• **WRITTEN EXERCISE**: Pull every "that" line out of the data below.

Data entries:
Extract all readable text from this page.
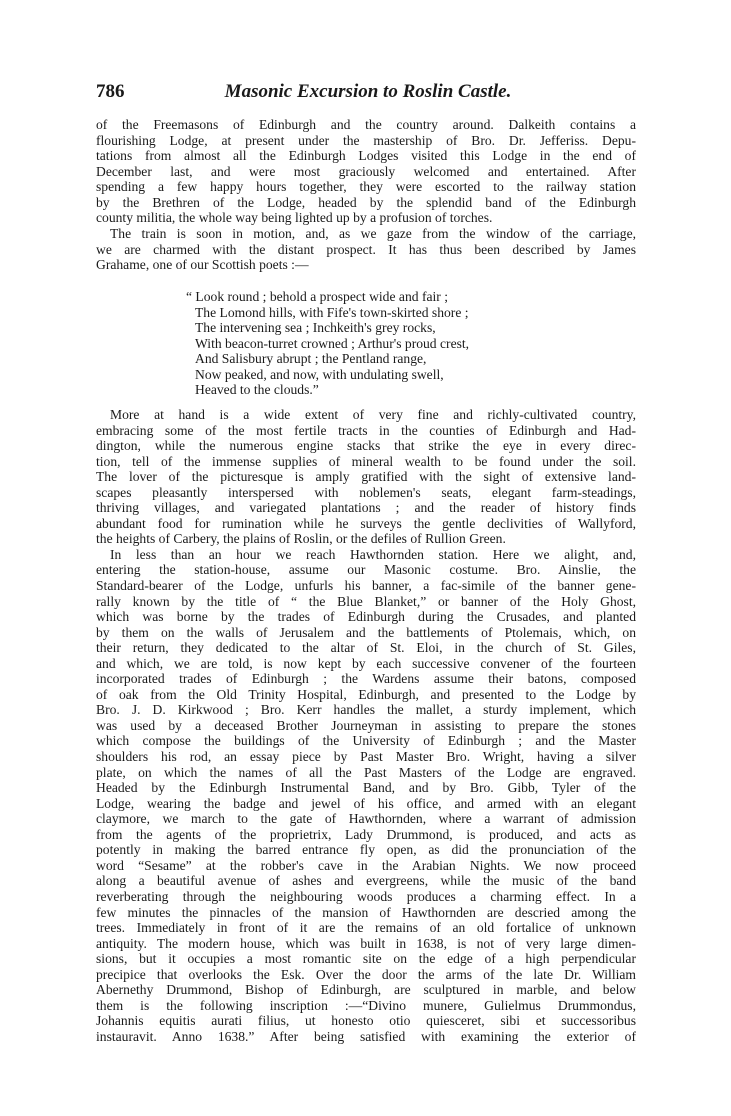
786	Masonic Excursion to Roslin Castle.
of the Freemasons of Edinburgh and the country around. Dalkeith contains a
flourishing Lodge, at present under the mastership of Bro. Dr. Jefferiss. Depu-
tations from almost all the Edinburgh Lodges visited this Lodge in the end of
December last, and were most graciously welcomed and entertained. After
spending a few happy hours together, they were escorted to the railway station
by the Brethren of the Lodge, headed by the splendid band of the Edinburgh
county militia, the whole way being lighted up by a profusion of torches.
The train is soon in motion, and, as we gaze from the window of the carriage,
we are charmed with the distant prospect. It has thus been described by James
Grahame, one of our Scottish poets :—
“ Look round ; behold a prospect wide and fair ;
The Lomond hills, with Fife's town-skirted shore ;
The intervening sea ; Inchkeith's grey rocks,
With beacon-turret crowned ; Arthur's proud crest,
And Salisbury abrupt ; the Pentland range,
Now peaked, and now, with undulating swell,
Heaved to the clouds.”
More at hand is a wide extent of very fine and richly-cultivated country,
embracing some of the most fertile tracts in the counties of Edinburgh and Had-
dington, while the numerous engine stacks that strike the eye in every direc-
tion, tell of the immense supplies of mineral wealth to be found under the soil.
The lover of the picturesque is amply gratified with the sight of extensive land-
scapes pleasantly interspersed with noblemen's seats, elegant farm-steadings,
thriving villages, and variegated plantations ; and the reader of history finds
abundant food for rumination while he surveys the gentle declivities of Wallyford,
the heights of Carbery, the plains of Roslin, or the defiles of Rullion Green.
In less than an hour we reach Hawthornden station. Here we alight, and,
entering the station-house, assume our Masonic costume. Bro. Ainslie, the
Standard-bearer of the Lodge, unfurls his banner, a fac-simile of the banner gene-
rally known by the title of “ the Blue Blanket,” or banner of the Holy Ghost,
which was borne by the trades of Edinburgh during the Crusades, and planted
by them on the walls of Jerusalem and the battlements of Ptolemais, which, on
their return, they dedicated to the altar of St. Eloi, in the church of St. Giles,
and which, we are told, is now kept by each successive convener of the fourteen
incorporated trades of Edinburgh ; the Wardens assume their batons, composed
of oak from the Old Trinity Hospital, Edinburgh, and presented to the Lodge by
Bro. J. D. Kirkwood ; Bro. Kerr handles the mallet, a sturdy implement, which
was used by a deceased Brother Journeyman in assisting to prepare the stones
which compose the buildings of the University of Edinburgh ; and the Master
shoulders his rod, an essay piece by Past Master Bro. Wright, having a silver
plate, on which the names of all the Past Masters of the Lodge are engraved.
Headed by the Edinburgh Instrumental Band, and by Bro. Gibb, Tyler of the
Lodge, wearing the badge and jewel of his office, and armed with an elegant
claymore, we march to the gate of Hawthornden, where a warrant of admission
from the agents of the proprietrix, Lady Drummond, is produced, and acts as
potently in making the barred entrance fly open, as did the pronunciation of the
word “Sesame” at the robber's cave in the Arabian Nights. We now proceed
along a beautiful avenue of ashes and evergreens, while the music of the band
reverberating through the neighbouring woods produces a charming effect. In a
few minutes the pinnacles of the mansion of Hawthornden are descried among the
trees. Immediately in front of it are the remains of an old fortalice of unknown
antiquity. The modern house, which was built in 1638, is not of very large dimen-
sions, but it occupies a most romantic site on the edge of a high perpendicular
precipice that overlooks the Esk. Over the door the arms of the late Dr. William
Abernethy Drummond, Bishop of Edinburgh, are sculptured in marble, and below
them is the following inscription :—“Divino munere, Gulielmus Drummondus,
Johannis equitis aurati filius, ut honesto otio quiesceret, sibi et successoribus
instauravit. Anno 1638.” After being satisfied with examining the exterior of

• **REPLY TO THE TASK**:
dington, while the numerous engine stacks that strike the eye in every direc-
precipice that overlooks the Esk. Over the door the arms of the late Dr. William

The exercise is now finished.